§ **Source data**:
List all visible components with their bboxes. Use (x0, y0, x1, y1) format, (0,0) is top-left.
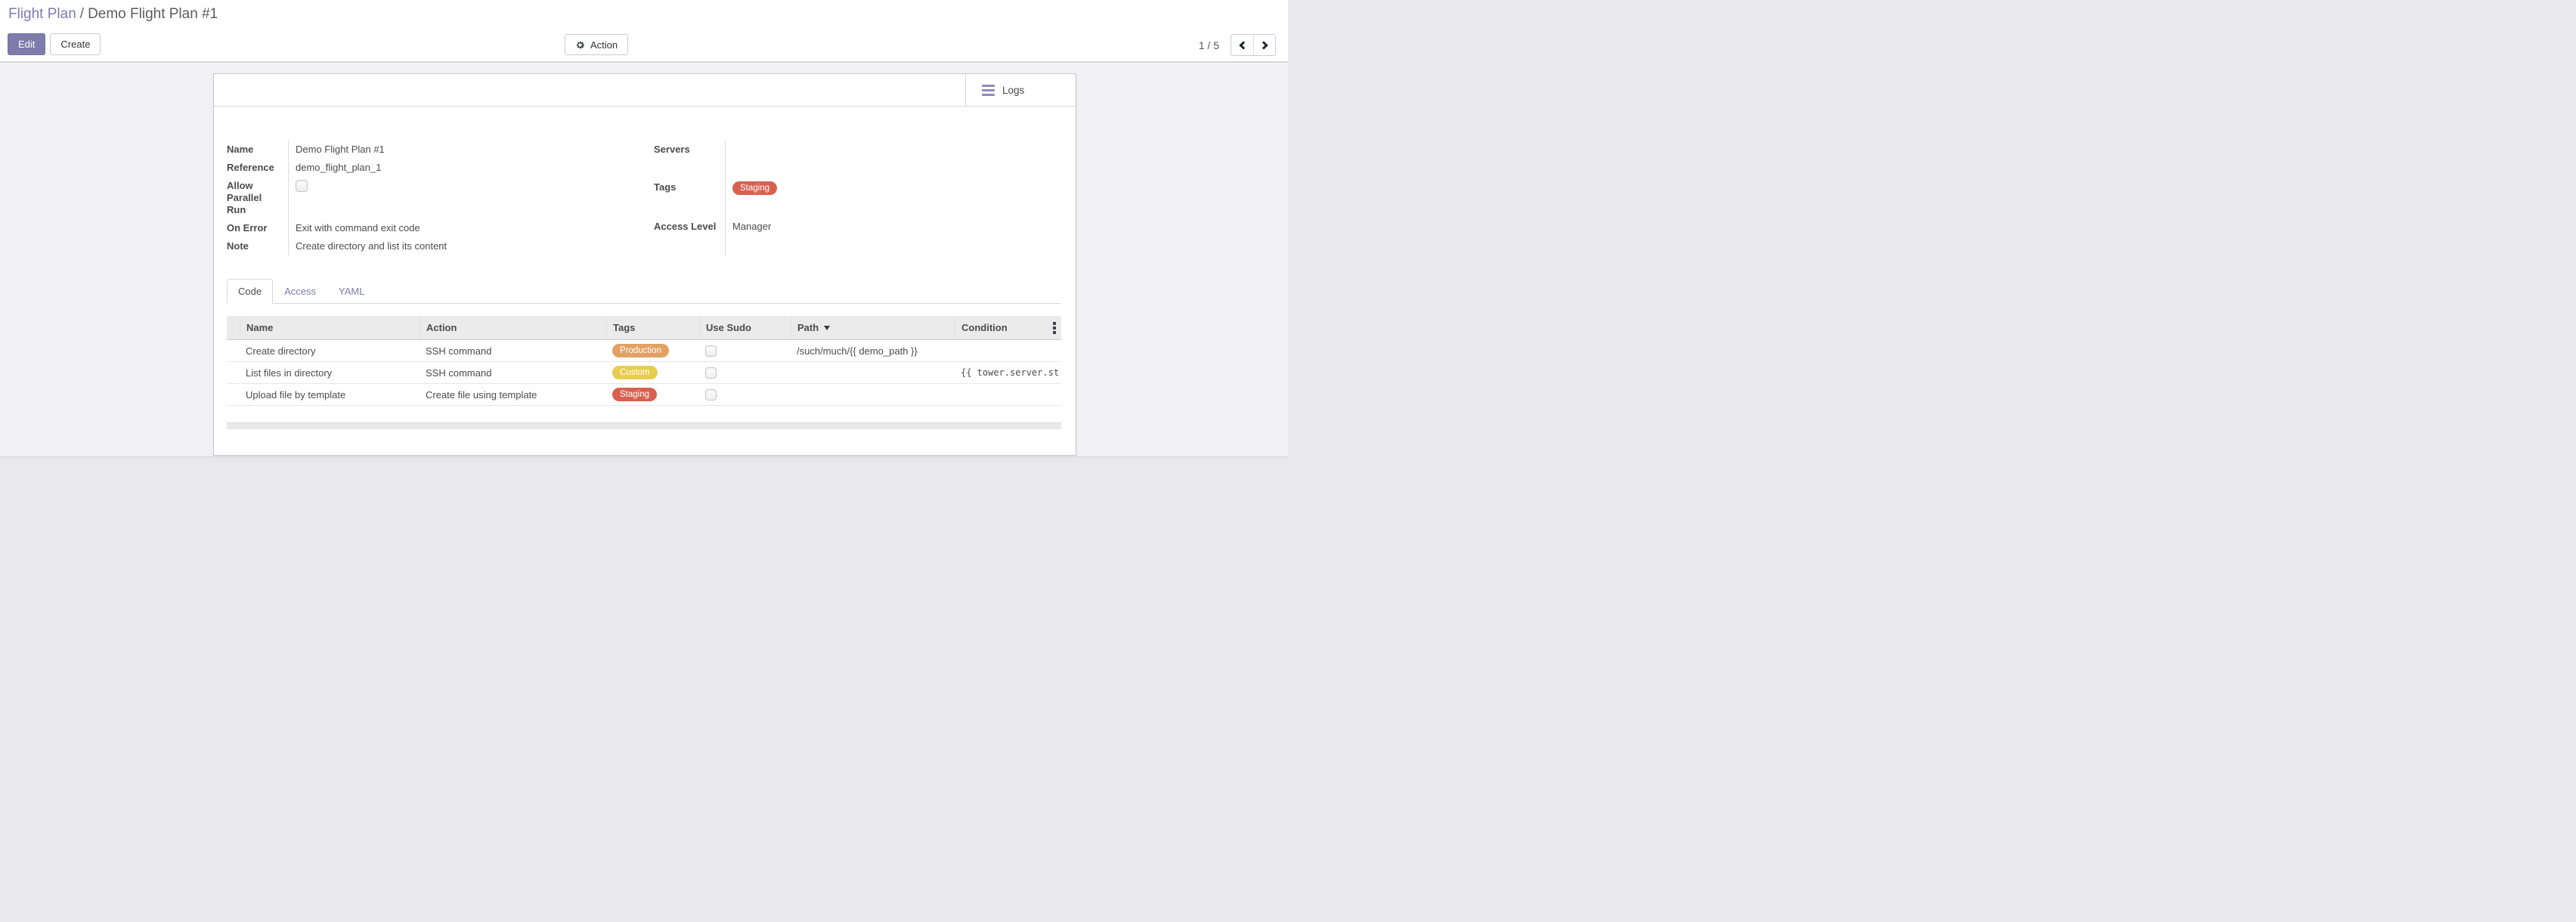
field-value-name: Demo Flight Plan #1 (289, 141, 654, 159)
command-lines-table: Name Action Tags Use Sudo Path Condition… (227, 316, 1061, 406)
breadcrumb-current-record: Demo Flight Plan #1 (88, 6, 218, 22)
table-row[interactable]: List files in directory SSH command Cust… (227, 362, 1061, 384)
field-label-note: Note (227, 237, 289, 255)
tag-badge-staging: Staging (612, 388, 657, 401)
create-button[interactable]: Create (50, 33, 101, 55)
tab-access[interactable]: Access (273, 279, 327, 304)
chevron-right-icon (1259, 41, 1268, 49)
column-header-condition[interactable]: Condition (955, 316, 1061, 339)
cell-condition (955, 384, 1061, 405)
cell-tags: Staging (606, 384, 699, 405)
use-sudo-checkbox[interactable] (705, 345, 717, 357)
notebook-tabs: Code Access YAML (227, 278, 1060, 304)
logs-button[interactable]: Logs (965, 74, 1076, 106)
use-sudo-checkbox[interactable] (705, 367, 717, 379)
cell-condition: {{ tower.server.st (955, 362, 1061, 383)
table-header-row: Name Action Tags Use Sudo Path Condition (227, 316, 1061, 340)
column-header-use-sudo[interactable]: Use Sudo (699, 316, 791, 339)
card-header: Logs (214, 74, 1076, 107)
cell-name: List files in directory (240, 362, 420, 383)
cell-handle (227, 384, 240, 405)
field-value-allow-parallel-run (289, 177, 654, 219)
field-group-right: Servers Tags Staging Access Level Manage… (654, 141, 979, 255)
field-label-servers: Servers (654, 141, 726, 178)
tag-badge-staging[interactable]: Staging (732, 181, 777, 195)
viewport-bottom-edge (0, 456, 1288, 461)
edit-create-button-group: Edit Create (8, 33, 101, 55)
tag-badge-production: Production (612, 344, 669, 357)
cell-handle (227, 362, 240, 383)
field-label-tags: Tags (654, 178, 726, 218)
column-header-path-label: Path (797, 322, 819, 333)
column-header-action[interactable]: Action (420, 316, 606, 339)
cell-path (791, 362, 955, 383)
cell-action: SSH command (420, 362, 606, 383)
field-groups: Name Demo Flight Plan #1 Reference demo_… (227, 141, 1060, 255)
kebab-vertical-icon[interactable] (1053, 322, 1056, 334)
cell-use-sudo (699, 340, 791, 361)
allow-parallel-run-checkbox[interactable] (296, 180, 308, 192)
caret-down-icon (824, 326, 830, 330)
pager-next-button[interactable] (1253, 35, 1275, 55)
field-label-allow-parallel-run: Allow Parallel Run (227, 177, 289, 219)
action-button-label: Action (590, 39, 618, 51)
field-value-note: Create directory and list its content (289, 237, 654, 255)
cell-tags: Custom (606, 362, 699, 383)
column-header-name[interactable]: Name (240, 316, 420, 339)
breadcrumb-section-link[interactable]: Flight Plan (8, 6, 76, 22)
tab-yaml[interactable]: YAML (327, 279, 376, 304)
column-header-path[interactable]: Path (791, 316, 955, 339)
use-sudo-checkbox[interactable] (705, 389, 717, 401)
cell-handle (227, 340, 240, 361)
field-value-reference: demo_flight_plan_1 (289, 159, 654, 177)
cell-path (791, 384, 955, 405)
action-button[interactable]: Action (565, 34, 628, 55)
cell-action: Create file using template (420, 384, 606, 405)
pager: 1 / 5 (1199, 34, 1276, 56)
tag-badge-custom: Custom (612, 366, 658, 379)
breadcrumb-separator: / (76, 6, 88, 22)
cell-condition (955, 340, 1061, 361)
logs-button-label: Logs (1002, 85, 1024, 96)
column-header-handle (227, 316, 240, 339)
pager-previous-button[interactable] (1231, 35, 1253, 55)
field-value-on-error: Exit with command exit code (289, 219, 654, 237)
cell-use-sudo (699, 362, 791, 383)
field-label-name: Name (227, 141, 289, 159)
field-group-left: Name Demo Flight Plan #1 Reference demo_… (227, 141, 654, 255)
cell-action: SSH command (420, 340, 606, 361)
menu-icon (982, 85, 995, 96)
field-label-reference: Reference (227, 159, 289, 177)
pager-value[interactable]: 1 / 5 (1199, 39, 1219, 51)
gear-icon (575, 40, 585, 50)
table-row[interactable]: Create directory SSH command Production … (227, 340, 1061, 362)
edit-button[interactable]: Edit (8, 33, 45, 55)
app-window: Flight Plan/Demo Flight Plan #1 Edit Cre… (0, 0, 1288, 461)
field-value-tags: Staging (726, 178, 979, 218)
chevron-left-icon (1239, 41, 1247, 49)
field-value-access-level: Manager (726, 218, 979, 255)
tab-code[interactable]: Code (227, 279, 273, 304)
cell-path: /such/much/{{ demo_path }} (791, 340, 955, 361)
field-label-access-level: Access Level (654, 218, 726, 255)
pager-buttons (1231, 34, 1276, 56)
cell-name: Upload file by template (240, 384, 420, 405)
cell-use-sudo (699, 384, 791, 405)
table-row[interactable]: Upload file by template Create file usin… (227, 384, 1061, 406)
cell-tags: Production (606, 340, 699, 361)
control-panel: Flight Plan/Demo Flight Plan #1 Edit Cre… (0, 0, 1288, 63)
field-label-on-error: On Error (227, 219, 289, 237)
record-form-card: Logs Name Demo Flight Plan #1 Reference … (213, 73, 1076, 456)
cell-name: Create directory (240, 340, 420, 361)
column-header-tags[interactable]: Tags (606, 316, 699, 339)
field-value-servers (726, 141, 979, 178)
horizontal-scrollbar[interactable] (227, 422, 1061, 429)
breadcrumb: Flight Plan/Demo Flight Plan #1 (8, 5, 218, 23)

§ **Task instructions**:
Switch "Flight Plan" to "Run Plan" throughout the whole listing and give it back with nothing else changed. Leave the pictures out.

§ **Result for this exercise**:
List all visible components with their bboxes. Use (x0, y0, x1, y1) format, (0,0) is top-left.
field-value-name: Demo Run Plan #1 (289, 141, 654, 159)
command-lines-table: Name Action Tags Use Sudo Path Condition… (227, 316, 1061, 406)
breadcrumb-current-record: Demo Run Plan #1 (88, 6, 218, 22)
table-row[interactable]: List files in directory SSH command Cust… (227, 362, 1061, 384)
field-label-note: Note (227, 237, 289, 255)
tag-badge-staging: Staging (612, 388, 657, 401)
create-button[interactable]: Create (50, 33, 101, 55)
tab-access[interactable]: Access (273, 279, 327, 304)
chevron-right-icon (1259, 41, 1268, 49)
column-header-condition[interactable]: Condition (955, 316, 1061, 339)
cell-condition (955, 384, 1061, 405)
cell-tags: Staging (606, 384, 699, 405)
use-sudo-checkbox[interactable] (705, 345, 717, 357)
notebook-tabs: Code Access YAML (227, 278, 1060, 304)
logs-button[interactable]: Logs (965, 74, 1076, 106)
use-sudo-checkbox[interactable] (705, 367, 717, 379)
cell-condition: {{ tower.server.st (955, 362, 1061, 383)
table-header-row: Name Action Tags Use Sudo Path Condition (227, 316, 1061, 340)
column-header-use-sudo[interactable]: Use Sudo (699, 316, 791, 339)
card-header: Logs (214, 74, 1076, 107)
cell-name: List files in directory (240, 362, 420, 383)
cell-handle (227, 384, 240, 405)
field-value-allow-parallel-run (289, 177, 654, 219)
field-group-right: Servers Tags Staging Access Level Manage… (654, 141, 979, 255)
field-label-servers: Servers (654, 141, 726, 178)
tag-badge-staging[interactable]: Staging (732, 181, 777, 195)
viewport-bottom-edge (0, 456, 1288, 461)
edit-create-button-group: Edit Create (8, 33, 101, 55)
tag-badge-production: Production (612, 344, 669, 357)
cell-handle (227, 362, 240, 383)
field-label-tags: Tags (654, 178, 726, 218)
column-header-path-label: Path (797, 322, 819, 333)
column-header-action[interactable]: Action (420, 316, 606, 339)
cell-path (791, 362, 955, 383)
cell-action: SSH command (420, 362, 606, 383)
field-groups: Name Demo Run Plan #1 Reference demo_… (227, 141, 1060, 255)
kebab-vertical-icon[interactable] (1053, 322, 1056, 334)
cell-use-sudo (699, 340, 791, 361)
allow-parallel-run-checkbox[interactable] (296, 180, 308, 192)
caret-down-icon (824, 326, 830, 330)
pager-next-button[interactable] (1253, 35, 1275, 55)
field-label-allow-parallel-run: Allow Parallel Run (227, 177, 289, 219)
action-button-label: Action (590, 39, 618, 51)
field-value-note: Create directory and list its content (289, 237, 654, 255)
cell-tags: Custom (606, 362, 699, 383)
column-header-name[interactable]: Name (240, 316, 420, 339)
breadcrumb-section-link[interactable]: Run Plan (8, 6, 76, 22)
tab-yaml[interactable]: YAML (327, 279, 376, 304)
column-header-path[interactable]: Path (791, 316, 955, 339)
use-sudo-checkbox[interactable] (705, 389, 717, 401)
cell-handle (227, 340, 240, 361)
field-value-reference: demo_flight_plan_1 (289, 159, 654, 177)
cell-path (791, 384, 955, 405)
action-button[interactable]: Action (565, 34, 628, 55)
cell-action: Create file using template (420, 384, 606, 405)
pager: 1 / 5 (1199, 34, 1276, 56)
tag-badge-custom: Custom (612, 366, 658, 379)
breadcrumb-separator: / (76, 6, 88, 22)
cell-condition (955, 340, 1061, 361)
logs-button-label: Logs (1002, 85, 1024, 96)
column-header-handle (227, 316, 240, 339)
pager-previous-button[interactable] (1231, 35, 1253, 55)
field-value-on-error: Exit with command exit code (289, 219, 654, 237)
cell-use-sudo (699, 362, 791, 383)
field-label-name: Name (227, 141, 289, 159)
field-group-left: Name Demo Run Plan #1 Reference demo_… (227, 141, 654, 255)
cell-action: SSH command (420, 340, 606, 361)
menu-icon (982, 85, 995, 96)
field-label-reference: Reference (227, 159, 289, 177)
pager-value[interactable]: 1 / 5 (1199, 39, 1219, 51)
gear-icon (575, 40, 585, 50)
table-row[interactable]: Create directory SSH command Production … (227, 340, 1061, 362)
edit-button[interactable]: Edit (8, 33, 45, 55)
app-window: Run Plan/Demo Run Plan #1 Edit Cre… (0, 0, 1288, 461)
field-value-tags: Staging (726, 178, 979, 218)
chevron-left-icon (1239, 41, 1247, 49)
field-value-access-level: Manager (726, 218, 979, 255)
tab-code[interactable]: Code (227, 279, 273, 304)
cell-path: /such/much/{{ demo_path }} (791, 340, 955, 361)
field-label-access-level: Access Level (654, 218, 726, 255)
pager-buttons (1231, 34, 1276, 56)
cell-name: Upload file by template (240, 384, 420, 405)
cell-use-sudo (699, 384, 791, 405)
table-row[interactable]: Upload file by template Create file usin… (227, 384, 1061, 406)
cell-tags: Production (606, 340, 699, 361)
control-panel: Run Plan/Demo Run Plan #1 Edit Cre… (0, 0, 1288, 63)
field-label-on-error: On Error (227, 219, 289, 237)
record-form-card: Logs Name Demo Run Plan #1 Reference … (213, 73, 1076, 456)
cell-name: Create directory (240, 340, 420, 361)
column-header-tags[interactable]: Tags (606, 316, 699, 339)
field-value-servers (726, 141, 979, 178)
horizontal-scrollbar[interactable] (227, 422, 1061, 429)
breadcrumb: Run Plan/Demo Run Plan #1 (8, 5, 218, 23)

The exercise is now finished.